RAW DATA:
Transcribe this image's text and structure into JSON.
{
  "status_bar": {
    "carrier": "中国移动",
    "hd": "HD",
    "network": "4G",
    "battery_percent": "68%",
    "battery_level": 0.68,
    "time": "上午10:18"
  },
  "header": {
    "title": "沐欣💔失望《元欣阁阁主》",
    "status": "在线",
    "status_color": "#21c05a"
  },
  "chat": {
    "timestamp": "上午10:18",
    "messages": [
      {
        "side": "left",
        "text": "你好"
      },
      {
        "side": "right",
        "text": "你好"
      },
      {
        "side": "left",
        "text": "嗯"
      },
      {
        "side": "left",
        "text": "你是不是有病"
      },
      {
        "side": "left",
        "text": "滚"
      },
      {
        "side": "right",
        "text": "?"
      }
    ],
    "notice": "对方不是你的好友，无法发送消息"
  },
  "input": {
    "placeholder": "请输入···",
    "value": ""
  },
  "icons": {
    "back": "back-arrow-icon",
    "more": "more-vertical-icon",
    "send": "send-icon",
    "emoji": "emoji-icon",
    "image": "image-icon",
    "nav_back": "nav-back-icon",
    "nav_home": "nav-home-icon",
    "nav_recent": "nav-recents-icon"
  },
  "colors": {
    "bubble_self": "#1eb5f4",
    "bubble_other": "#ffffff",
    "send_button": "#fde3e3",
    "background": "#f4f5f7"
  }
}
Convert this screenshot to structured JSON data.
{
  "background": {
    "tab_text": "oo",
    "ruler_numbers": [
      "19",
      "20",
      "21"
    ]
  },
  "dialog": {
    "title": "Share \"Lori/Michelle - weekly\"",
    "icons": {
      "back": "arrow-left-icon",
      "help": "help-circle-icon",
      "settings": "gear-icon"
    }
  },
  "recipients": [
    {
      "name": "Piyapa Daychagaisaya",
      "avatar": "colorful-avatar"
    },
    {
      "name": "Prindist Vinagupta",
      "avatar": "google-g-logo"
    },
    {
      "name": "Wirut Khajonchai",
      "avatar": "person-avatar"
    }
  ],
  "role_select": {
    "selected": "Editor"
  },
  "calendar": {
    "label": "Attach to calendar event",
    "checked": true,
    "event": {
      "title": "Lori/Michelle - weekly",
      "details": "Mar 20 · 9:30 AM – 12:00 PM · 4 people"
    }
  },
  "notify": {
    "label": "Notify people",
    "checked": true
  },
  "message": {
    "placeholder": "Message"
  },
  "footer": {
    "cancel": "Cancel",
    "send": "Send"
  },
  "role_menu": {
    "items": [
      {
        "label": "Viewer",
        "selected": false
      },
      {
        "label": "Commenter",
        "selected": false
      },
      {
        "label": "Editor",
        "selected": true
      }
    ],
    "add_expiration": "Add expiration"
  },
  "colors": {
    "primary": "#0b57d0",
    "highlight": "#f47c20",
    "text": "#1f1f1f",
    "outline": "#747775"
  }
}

WHAT IS BEING ASKED: Say, as a single number and nothing more, how many lines of the entries contain the word "calendar".

FINAL RESULT: 2